** Task details **
Could you write out every record below exactly, leaving out any pictures?
* START Dataset records *
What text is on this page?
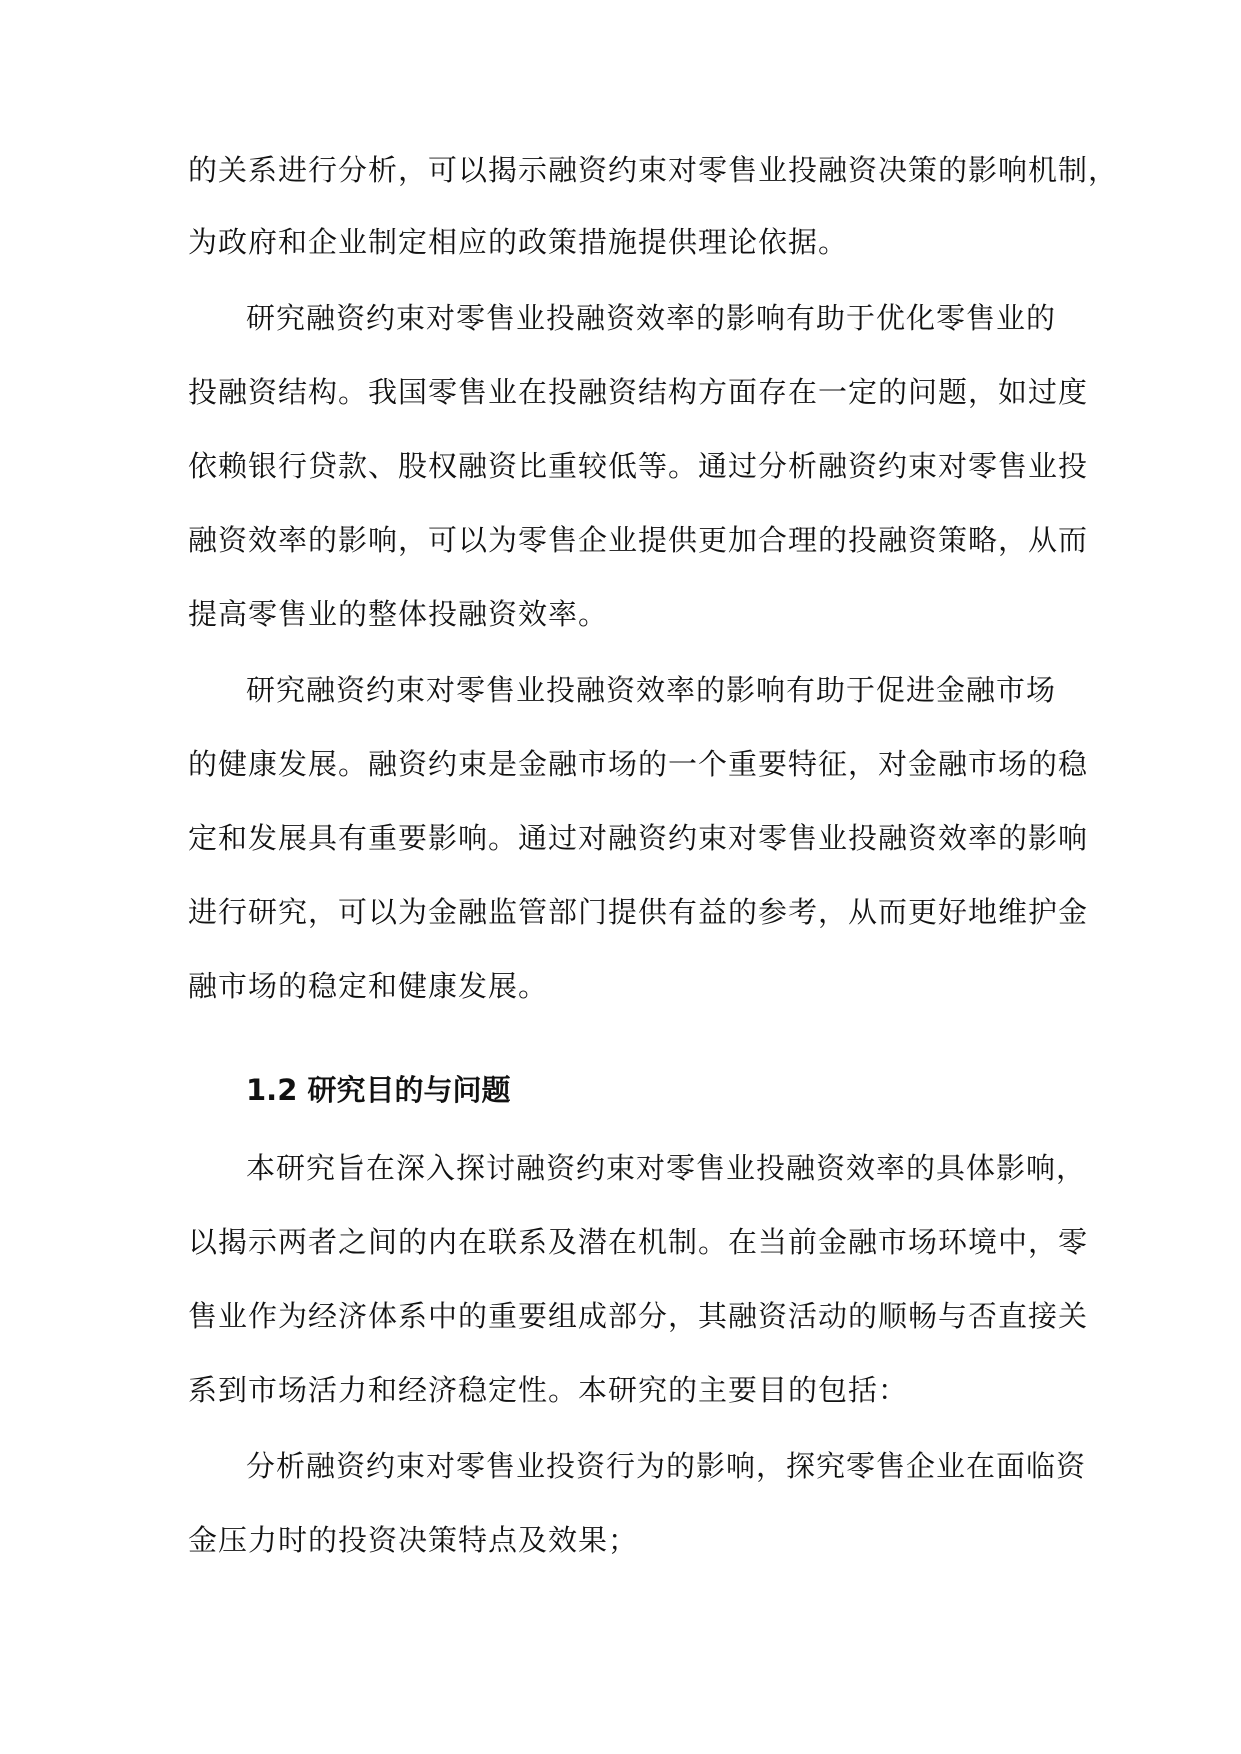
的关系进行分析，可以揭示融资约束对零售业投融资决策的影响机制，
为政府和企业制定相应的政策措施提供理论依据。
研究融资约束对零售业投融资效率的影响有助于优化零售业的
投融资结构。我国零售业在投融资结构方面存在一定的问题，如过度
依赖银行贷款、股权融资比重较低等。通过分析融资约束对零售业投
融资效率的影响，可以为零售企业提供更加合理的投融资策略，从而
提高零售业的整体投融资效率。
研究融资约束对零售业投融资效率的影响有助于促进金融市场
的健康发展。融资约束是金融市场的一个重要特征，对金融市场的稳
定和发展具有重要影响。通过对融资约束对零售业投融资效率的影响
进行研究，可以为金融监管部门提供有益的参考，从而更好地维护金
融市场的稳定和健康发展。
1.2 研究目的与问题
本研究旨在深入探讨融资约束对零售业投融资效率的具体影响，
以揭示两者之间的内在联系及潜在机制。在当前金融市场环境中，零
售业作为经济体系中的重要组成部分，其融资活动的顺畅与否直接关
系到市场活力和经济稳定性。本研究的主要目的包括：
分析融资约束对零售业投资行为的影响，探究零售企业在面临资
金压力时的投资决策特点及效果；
* END Dataset records *
** Task result **
What text is on this page?
的关系进行分析，可以揭示融资约束对零售业投融资决策的影响机制，
为政府和企业制定相应的政策措施提供理论依据。
研究融资约束对零售业投融资效率的影响有助于优化零售业的
投融资结构。我国零售业在投融资结构方面存在一定的问题，如过度
依赖银行贷款、股权融资比重较低等。通过分析融资约束对零售业投
融资效率的影响，可以为零售企业提供更加合理的投融资策略，从而
提高零售业的整体投融资效率。
研究融资约束对零售业投融资效率的影响有助于促进金融市场
的健康发展。融资约束是金融市场的一个重要特征，对金融市场的稳
定和发展具有重要影响。通过对融资约束对零售业投融资效率的影响
进行研究，可以为金融监管部门提供有益的参考，从而更好地维护金
融市场的稳定和健康发展。
1.2 研究目的与问题
本研究旨在深入探讨融资约束对零售业投融资效率的具体影响，
以揭示两者之间的内在联系及潜在机制。在当前金融市场环境中，零
售业作为经济体系中的重要组成部分，其融资活动的顺畅与否直接关
系到市场活力和经济稳定性。本研究的主要目的包括：
分析融资约束对零售业投资行为的影响，探究零售企业在面临资
金压力时的投资决策特点及效果；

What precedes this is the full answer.